Given instruction — Copy all records verbatim.

Data for this task —
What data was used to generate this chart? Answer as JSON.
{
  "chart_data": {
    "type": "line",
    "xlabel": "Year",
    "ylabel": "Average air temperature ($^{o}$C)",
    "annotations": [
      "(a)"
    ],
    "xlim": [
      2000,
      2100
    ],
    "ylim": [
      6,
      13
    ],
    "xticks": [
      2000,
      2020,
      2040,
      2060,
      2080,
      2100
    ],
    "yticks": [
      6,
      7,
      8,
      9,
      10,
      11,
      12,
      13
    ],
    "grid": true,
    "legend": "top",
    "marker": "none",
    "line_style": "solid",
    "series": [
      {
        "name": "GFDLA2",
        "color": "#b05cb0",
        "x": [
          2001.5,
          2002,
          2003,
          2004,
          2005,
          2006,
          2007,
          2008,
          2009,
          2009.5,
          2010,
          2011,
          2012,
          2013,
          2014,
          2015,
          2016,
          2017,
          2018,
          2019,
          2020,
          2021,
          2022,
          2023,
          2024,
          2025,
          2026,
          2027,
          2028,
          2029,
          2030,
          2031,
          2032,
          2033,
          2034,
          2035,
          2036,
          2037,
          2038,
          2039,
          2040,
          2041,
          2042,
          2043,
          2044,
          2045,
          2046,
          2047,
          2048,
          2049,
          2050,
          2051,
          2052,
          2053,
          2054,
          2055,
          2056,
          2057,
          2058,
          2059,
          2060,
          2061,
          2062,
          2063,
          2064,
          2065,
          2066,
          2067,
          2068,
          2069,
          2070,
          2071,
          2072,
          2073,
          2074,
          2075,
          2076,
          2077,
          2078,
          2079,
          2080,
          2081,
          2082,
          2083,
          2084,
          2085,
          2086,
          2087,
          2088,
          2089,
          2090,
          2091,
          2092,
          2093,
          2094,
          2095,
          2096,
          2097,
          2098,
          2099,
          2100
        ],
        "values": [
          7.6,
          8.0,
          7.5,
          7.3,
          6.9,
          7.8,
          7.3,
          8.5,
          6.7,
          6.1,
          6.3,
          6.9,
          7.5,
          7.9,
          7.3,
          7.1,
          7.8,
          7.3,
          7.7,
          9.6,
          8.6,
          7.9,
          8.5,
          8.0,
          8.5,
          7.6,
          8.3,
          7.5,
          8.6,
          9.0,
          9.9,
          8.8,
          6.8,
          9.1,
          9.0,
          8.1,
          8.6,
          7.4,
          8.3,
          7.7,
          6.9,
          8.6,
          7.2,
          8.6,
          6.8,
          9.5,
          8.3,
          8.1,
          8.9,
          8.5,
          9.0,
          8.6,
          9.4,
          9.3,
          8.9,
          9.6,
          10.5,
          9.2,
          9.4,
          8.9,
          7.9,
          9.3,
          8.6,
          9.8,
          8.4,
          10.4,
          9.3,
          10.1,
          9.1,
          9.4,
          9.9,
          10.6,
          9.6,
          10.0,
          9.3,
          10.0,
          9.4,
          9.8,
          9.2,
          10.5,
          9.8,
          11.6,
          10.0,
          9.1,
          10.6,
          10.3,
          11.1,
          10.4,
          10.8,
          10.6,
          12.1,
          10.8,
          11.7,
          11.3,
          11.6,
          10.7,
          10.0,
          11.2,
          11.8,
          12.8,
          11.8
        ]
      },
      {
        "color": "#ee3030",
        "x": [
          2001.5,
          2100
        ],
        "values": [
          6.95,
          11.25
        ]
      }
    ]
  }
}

Expected answer —
What data was used to generate this chart? Answer as JSON.
{
  "chart_data": {
    "type": "line",
    "xlabel": "Year",
    "ylabel": "Average air temperature ($^{o}$C)",
    "annotations": [
      "(a)"
    ],
    "xlim": [
      2000,
      2100
    ],
    "ylim": [
      6,
      13
    ],
    "xticks": [
      2000,
      2020,
      2040,
      2060,
      2080,
      2100
    ],
    "yticks": [
      6,
      7,
      8,
      9,
      10,
      11,
      12,
      13
    ],
    "grid": true,
    "legend": "top",
    "marker": "none",
    "line_style": "solid",
    "series": [
      {
        "name": "GFDLA2",
        "color": "#b05cb0",
        "x": [
          2001.5,
          2002,
          2003,
          2004,
          2005,
          2006,
          2007,
          2008,
          2009,
          2009.5,
          2010,
          2011,
          2012,
          2013,
          2014,
          2015,
          2016,
          2017,
          2018,
          2019,
          2020,
          2021,
          2022,
          2023,
          2024,
          2025,
          2026,
          2027,
          2028,
          2029,
          2030,
          2031,
          2032,
          2033,
          2034,
          2035,
          2036,
          2037,
          2038,
          2039,
          2040,
          2041,
          2042,
          2043,
          2044,
          2045,
          2046,
          2047,
          2048,
          2049,
          2050,
          2051,
          2052,
          2053,
          2054,
          2055,
          2056,
          2057,
          2058,
          2059,
          2060,
          2061,
          2062,
          2063,
          2064,
          2065,
          2066,
          2067,
          2068,
          2069,
          2070,
          2071,
          2072,
          2073,
          2074,
          2075,
          2076,
          2077,
          2078,
          2079,
          2080,
          2081,
          2082,
          2083,
          2084,
          2085,
          2086,
          2087,
          2088,
          2089,
          2090,
          2091,
          2092,
          2093,
          2094,
          2095,
          2096,
          2097,
          2098,
          2099,
          2100
        ],
        "values": [
          7.6,
          8.0,
          7.5,
          7.3,
          6.9,
          7.8,
          7.3,
          8.5,
          6.7,
          6.1,
          6.3,
          6.9,
          7.5,
          7.9,
          7.3,
          7.1,
          7.8,
          7.3,
          7.7,
          9.6,
          8.6,
          7.9,
          8.5,
          8.0,
          8.5,
          7.6,
          8.3,
          7.5,
          8.6,
          9.0,
          9.9,
          8.8,
          6.8,
          9.1,
          9.0,
          8.1,
          8.6,
          7.4,
          8.3,
          7.7,
          6.9,
          8.6,
          7.2,
          8.6,
          6.8,
          9.5,
          8.3,
          8.1,
          8.9,
          8.5,
          9.0,
          8.6,
          9.4,
          9.3,
          8.9,
          9.6,
          10.5,
          9.2,
          9.4,
          8.9,
          7.9,
          9.3,
          8.6,
          9.8,
          8.4,
          10.4,
          9.3,
          10.1,
          9.1,
          9.4,
          9.9,
          10.6,
          9.6,
          10.0,
          9.3,
          10.0,
          9.4,
          9.8,
          9.2,
          10.5,
          9.8,
          11.6,
          10.0,
          9.1,
          10.6,
          10.3,
          11.1,
          10.4,
          10.8,
          10.6,
          12.1,
          10.8,
          11.7,
          11.3,
          11.6,
          10.7,
          10.0,
          11.2,
          11.8,
          12.8,
          11.8
        ]
      },
      {
        "color": "#ee3030",
        "x": [
          2001.5,
          2100
        ],
        "values": [
          6.95,
          11.25
        ]
      }
    ]
  }
}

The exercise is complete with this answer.